*WHAT TO WORK ON*: Find how many lines of the listing include the string "JSON", and report only that figure.

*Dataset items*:
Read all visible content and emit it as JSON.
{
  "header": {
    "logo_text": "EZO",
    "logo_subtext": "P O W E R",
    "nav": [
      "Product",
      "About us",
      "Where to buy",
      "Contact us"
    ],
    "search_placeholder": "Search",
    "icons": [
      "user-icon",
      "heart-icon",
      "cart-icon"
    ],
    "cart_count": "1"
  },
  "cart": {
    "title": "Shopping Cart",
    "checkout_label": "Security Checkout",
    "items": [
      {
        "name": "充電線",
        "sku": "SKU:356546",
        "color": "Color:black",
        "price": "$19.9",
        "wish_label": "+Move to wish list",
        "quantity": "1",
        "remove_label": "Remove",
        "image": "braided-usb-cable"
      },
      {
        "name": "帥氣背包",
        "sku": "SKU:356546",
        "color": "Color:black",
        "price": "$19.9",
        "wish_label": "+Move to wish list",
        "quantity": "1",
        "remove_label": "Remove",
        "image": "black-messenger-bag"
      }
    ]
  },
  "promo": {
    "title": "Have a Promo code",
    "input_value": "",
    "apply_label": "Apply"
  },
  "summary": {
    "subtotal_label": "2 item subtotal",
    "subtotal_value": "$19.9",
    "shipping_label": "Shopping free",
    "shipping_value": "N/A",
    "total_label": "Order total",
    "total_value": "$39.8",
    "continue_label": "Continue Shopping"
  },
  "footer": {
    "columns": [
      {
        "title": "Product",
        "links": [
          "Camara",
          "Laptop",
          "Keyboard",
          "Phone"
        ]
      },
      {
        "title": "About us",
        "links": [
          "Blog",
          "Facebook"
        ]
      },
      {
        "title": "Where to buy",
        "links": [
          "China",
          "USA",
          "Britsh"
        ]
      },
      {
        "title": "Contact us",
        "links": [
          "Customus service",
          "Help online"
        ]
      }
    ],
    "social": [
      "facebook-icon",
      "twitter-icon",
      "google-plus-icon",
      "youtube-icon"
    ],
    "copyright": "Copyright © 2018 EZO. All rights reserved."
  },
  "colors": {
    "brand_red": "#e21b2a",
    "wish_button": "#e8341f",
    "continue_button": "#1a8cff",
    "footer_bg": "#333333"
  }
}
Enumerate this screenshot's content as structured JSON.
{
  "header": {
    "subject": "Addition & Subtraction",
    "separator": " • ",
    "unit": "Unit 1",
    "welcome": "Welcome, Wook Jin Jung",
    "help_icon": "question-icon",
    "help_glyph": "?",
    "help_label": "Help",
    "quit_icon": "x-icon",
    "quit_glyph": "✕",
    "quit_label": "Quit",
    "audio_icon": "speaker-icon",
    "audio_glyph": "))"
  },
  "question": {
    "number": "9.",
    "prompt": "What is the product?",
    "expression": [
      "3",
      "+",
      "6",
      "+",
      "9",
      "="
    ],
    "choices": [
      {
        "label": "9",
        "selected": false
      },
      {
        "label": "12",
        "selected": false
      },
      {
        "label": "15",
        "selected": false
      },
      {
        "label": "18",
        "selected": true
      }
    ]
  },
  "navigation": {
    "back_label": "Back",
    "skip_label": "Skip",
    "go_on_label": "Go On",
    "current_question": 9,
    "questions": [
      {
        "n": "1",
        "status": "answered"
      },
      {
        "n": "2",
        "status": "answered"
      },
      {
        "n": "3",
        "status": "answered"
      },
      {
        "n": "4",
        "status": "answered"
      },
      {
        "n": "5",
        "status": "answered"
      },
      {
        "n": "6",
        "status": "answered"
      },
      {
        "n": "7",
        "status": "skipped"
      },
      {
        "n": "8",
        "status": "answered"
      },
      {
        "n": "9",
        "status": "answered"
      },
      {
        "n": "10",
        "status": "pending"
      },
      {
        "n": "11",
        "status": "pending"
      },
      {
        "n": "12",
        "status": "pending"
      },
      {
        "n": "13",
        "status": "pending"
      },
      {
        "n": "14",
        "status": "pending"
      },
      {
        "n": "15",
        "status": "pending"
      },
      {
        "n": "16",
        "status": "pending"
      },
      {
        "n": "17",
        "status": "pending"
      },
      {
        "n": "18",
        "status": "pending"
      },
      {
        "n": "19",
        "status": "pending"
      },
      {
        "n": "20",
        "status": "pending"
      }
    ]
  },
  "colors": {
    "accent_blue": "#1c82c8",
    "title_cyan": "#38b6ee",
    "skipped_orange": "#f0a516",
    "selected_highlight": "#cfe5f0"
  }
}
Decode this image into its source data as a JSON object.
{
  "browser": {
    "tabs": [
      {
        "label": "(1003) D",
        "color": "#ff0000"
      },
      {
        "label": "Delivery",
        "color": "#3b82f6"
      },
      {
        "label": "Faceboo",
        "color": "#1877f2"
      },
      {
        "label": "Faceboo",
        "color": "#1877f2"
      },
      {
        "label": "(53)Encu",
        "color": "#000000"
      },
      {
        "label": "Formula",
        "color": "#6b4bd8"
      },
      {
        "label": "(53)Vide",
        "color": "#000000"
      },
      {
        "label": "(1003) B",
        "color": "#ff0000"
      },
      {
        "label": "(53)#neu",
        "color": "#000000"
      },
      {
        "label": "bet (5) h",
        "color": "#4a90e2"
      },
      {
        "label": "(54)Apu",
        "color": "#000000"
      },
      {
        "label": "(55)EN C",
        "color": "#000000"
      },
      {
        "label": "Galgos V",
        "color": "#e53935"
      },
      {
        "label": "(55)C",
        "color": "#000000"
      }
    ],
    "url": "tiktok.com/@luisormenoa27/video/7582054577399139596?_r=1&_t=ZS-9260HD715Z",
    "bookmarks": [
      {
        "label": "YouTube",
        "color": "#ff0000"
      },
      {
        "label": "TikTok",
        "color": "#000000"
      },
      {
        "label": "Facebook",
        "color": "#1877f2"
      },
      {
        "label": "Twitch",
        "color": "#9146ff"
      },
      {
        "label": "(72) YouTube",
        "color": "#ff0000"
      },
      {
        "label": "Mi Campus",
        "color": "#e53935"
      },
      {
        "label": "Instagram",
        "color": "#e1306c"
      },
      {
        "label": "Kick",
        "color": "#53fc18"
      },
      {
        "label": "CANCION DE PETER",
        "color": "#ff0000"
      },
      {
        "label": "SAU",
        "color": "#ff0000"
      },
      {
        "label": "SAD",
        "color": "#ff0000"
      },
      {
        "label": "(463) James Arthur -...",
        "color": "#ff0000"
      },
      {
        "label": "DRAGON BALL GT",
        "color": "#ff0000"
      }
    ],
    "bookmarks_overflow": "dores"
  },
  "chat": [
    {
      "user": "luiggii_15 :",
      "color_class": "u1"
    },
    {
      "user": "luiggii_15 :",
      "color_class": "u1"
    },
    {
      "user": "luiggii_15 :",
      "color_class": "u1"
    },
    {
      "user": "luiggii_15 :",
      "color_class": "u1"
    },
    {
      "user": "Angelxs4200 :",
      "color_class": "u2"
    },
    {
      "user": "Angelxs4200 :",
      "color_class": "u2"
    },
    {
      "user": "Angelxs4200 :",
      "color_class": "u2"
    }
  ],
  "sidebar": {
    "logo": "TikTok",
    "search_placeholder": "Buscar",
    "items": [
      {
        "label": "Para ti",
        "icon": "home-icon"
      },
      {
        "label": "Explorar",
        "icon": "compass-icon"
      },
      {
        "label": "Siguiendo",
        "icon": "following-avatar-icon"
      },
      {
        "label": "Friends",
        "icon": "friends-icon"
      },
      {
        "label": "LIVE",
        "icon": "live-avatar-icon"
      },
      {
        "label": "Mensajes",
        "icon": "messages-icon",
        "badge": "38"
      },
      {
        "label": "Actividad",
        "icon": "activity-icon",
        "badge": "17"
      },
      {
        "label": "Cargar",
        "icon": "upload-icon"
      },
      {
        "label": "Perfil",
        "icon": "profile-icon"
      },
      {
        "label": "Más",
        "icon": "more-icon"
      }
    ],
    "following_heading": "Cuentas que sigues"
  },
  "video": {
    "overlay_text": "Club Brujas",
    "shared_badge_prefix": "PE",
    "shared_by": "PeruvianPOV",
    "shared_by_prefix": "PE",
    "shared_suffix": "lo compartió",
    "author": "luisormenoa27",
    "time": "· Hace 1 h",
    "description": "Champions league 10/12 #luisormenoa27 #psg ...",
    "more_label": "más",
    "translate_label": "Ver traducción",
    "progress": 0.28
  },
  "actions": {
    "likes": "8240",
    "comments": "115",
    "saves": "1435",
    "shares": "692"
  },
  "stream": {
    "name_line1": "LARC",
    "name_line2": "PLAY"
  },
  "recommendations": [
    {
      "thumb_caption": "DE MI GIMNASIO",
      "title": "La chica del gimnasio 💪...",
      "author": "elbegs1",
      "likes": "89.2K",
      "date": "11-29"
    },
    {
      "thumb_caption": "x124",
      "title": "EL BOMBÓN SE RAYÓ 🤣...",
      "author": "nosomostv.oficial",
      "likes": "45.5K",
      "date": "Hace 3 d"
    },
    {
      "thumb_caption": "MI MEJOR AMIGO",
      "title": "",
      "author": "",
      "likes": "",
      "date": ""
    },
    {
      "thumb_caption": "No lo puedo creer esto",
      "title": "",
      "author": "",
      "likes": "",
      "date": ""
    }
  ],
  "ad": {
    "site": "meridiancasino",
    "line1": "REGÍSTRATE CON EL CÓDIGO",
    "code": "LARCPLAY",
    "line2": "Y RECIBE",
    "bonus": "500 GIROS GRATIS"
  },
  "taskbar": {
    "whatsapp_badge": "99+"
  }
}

*RESPONSE TO THIS EXERCISE*: 3